**TASK STATEMENT:**
For this task, extract exactly the lines of the data below, from the line containing "What data populates" through the last one, with pictures left out.

=-=-=

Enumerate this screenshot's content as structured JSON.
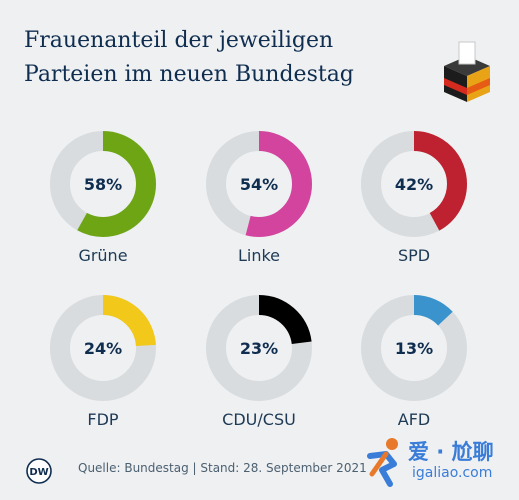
{
  "header": {
    "title_line1": "Frauenanteil der jeweiligen",
    "title_line2": "Parteien im neuen Bundestag"
  },
  "colors": {
    "track": "#d9dcde",
    "text": "#0f2d4f"
  },
  "chart_data": {
    "type": "donut",
    "title": "Frauenanteil der jeweiligen Parteien im neuen Bundestag",
    "unit": "%",
    "categories": [
      "Grüne",
      "Linke",
      "SPD",
      "FDP",
      "CDU/CSU",
      "AFD"
    ],
    "values": [
      58,
      54,
      42,
      24,
      23,
      13
    ],
    "value_labels": [
      "58%",
      "54%",
      "42%",
      "24%",
      "23%",
      "13%"
    ],
    "series_colors": [
      "#6ea515",
      "#d2449e",
      "#be2130",
      "#f2c81b",
      "#000000",
      "#3a93cc"
    ]
  },
  "footer": {
    "logo_text": "DW",
    "source": "Quelle: Bundestag | Stand: 28. September 2021"
  },
  "watermark": {
    "line1": "爱 · 尬聊",
    "line2": "igaliao.com"
  }
}
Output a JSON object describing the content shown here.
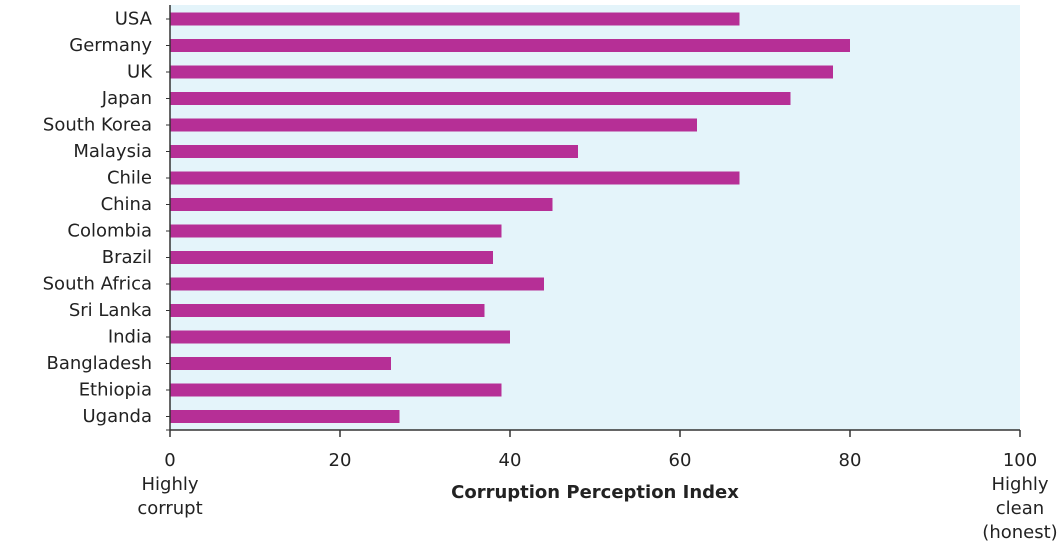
{
  "chart_data": {
    "type": "bar",
    "orientation": "horizontal",
    "categories": [
      "USA",
      "Germany",
      "UK",
      "Japan",
      "South Korea",
      "Malaysia",
      "Chile",
      "China",
      "Colombia",
      "Brazil",
      "South Africa",
      "Sri Lanka",
      "India",
      "Bangladesh",
      "Ethiopia",
      "Uganda"
    ],
    "values": [
      67,
      80,
      78,
      73,
      62,
      48,
      67,
      45,
      39,
      38,
      44,
      37,
      40,
      26,
      39,
      27
    ],
    "xlabel": "Corruption Perception Index",
    "xlim": [
      0,
      100
    ],
    "xticks": [
      "0",
      "20",
      "40",
      "60",
      "80",
      "100"
    ],
    "low_end_label": [
      "Highly",
      "corrupt"
    ],
    "high_end_label": [
      "Highly",
      "clean",
      "(honest)"
    ],
    "grid": false,
    "legend": "none",
    "colors": {
      "bar": "#b62f96",
      "plot_background": "#e4f4fa",
      "axis": "#333333"
    }
  }
}
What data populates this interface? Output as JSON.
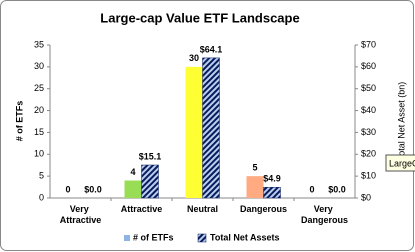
{
  "chart_data": {
    "type": "bar",
    "title": "Large-cap Value ETF Landscape",
    "categories": [
      "Very Attractive",
      "Attractive",
      "Neutral",
      "Dangerous",
      "Very Dangerous"
    ],
    "series": [
      {
        "name": "# of ETFs",
        "color": "#8db4e2",
        "colors": [
          "#2e8b2e",
          "#99dd55",
          "#ffff33",
          "#ffaa80",
          "#dd3333"
        ],
        "values": [
          0,
          4,
          30,
          5,
          0
        ]
      },
      {
        "name": "Total Net Assets",
        "color": "#0a1a5c",
        "axis": "y2",
        "values": [
          0,
          15.1,
          64.1,
          4.9,
          0
        ],
        "value_labels": [
          "$0.0",
          "$15.1",
          "$64.1",
          "$4.9",
          "$0.0"
        ]
      }
    ],
    "ylabel": "# of ETFs",
    "y2label": "Total Net Asset (bn)",
    "ylim": [
      0,
      35
    ],
    "yticks": [
      0,
      5,
      10,
      15,
      20,
      25,
      30,
      35
    ],
    "y2lim": [
      0,
      70
    ],
    "y2ticks": [
      {
        "value": 0,
        "label": "$0"
      },
      {
        "value": 10,
        "label": "$10"
      },
      {
        "value": 20,
        "label": "$20"
      },
      {
        "value": 30,
        "label": "$30"
      },
      {
        "value": 40,
        "label": "$40"
      },
      {
        "value": 50,
        "label": "$50"
      },
      {
        "value": 60,
        "label": "$60"
      },
      {
        "value": 70,
        "label": "$70"
      }
    ],
    "legend": "bottom",
    "tooltip": "LargeC"
  }
}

=-=-=

**EXPECTED ANSWER:**
What data populates this interface? Output as JSON.
{
  "chart_data": {
    "type": "bar",
    "title": "Large-cap Value ETF Landscape",
    "categories": [
      "Very Attractive",
      "Attractive",
      "Neutral",
      "Dangerous",
      "Very Dangerous"
    ],
    "series": [
      {
        "name": "# of ETFs",
        "color": "#8db4e2",
        "colors": [
          "#2e8b2e",
          "#99dd55",
          "#ffff33",
          "#ffaa80",
          "#dd3333"
        ],
        "values": [
          0,
          4,
          30,
          5,
          0
        ]
      },
      {
        "name": "Total Net Assets",
        "color": "#0a1a5c",
        "axis": "y2",
        "values": [
          0,
          15.1,
          64.1,
          4.9,
          0
        ],
        "value_labels": [
          "$0.0",
          "$15.1",
          "$64.1",
          "$4.9",
          "$0.0"
        ]
      }
    ],
    "ylabel": "# of ETFs",
    "y2label": "Total Net Asset (bn)",
    "ylim": [
      0,
      35
    ],
    "yticks": [
      0,
      5,
      10,
      15,
      20,
      25,
      30,
      35
    ],
    "y2lim": [
      0,
      70
    ],
    "y2ticks": [
      {
        "value": 0,
        "label": "$0"
      },
      {
        "value": 10,
        "label": "$10"
      },
      {
        "value": 20,
        "label": "$20"
      },
      {
        "value": 30,
        "label": "$30"
      },
      {
        "value": 40,
        "label": "$40"
      },
      {
        "value": 50,
        "label": "$50"
      },
      {
        "value": 60,
        "label": "$60"
      },
      {
        "value": 70,
        "label": "$70"
      }
    ],
    "legend": "bottom",
    "tooltip": "LargeC"
  }
}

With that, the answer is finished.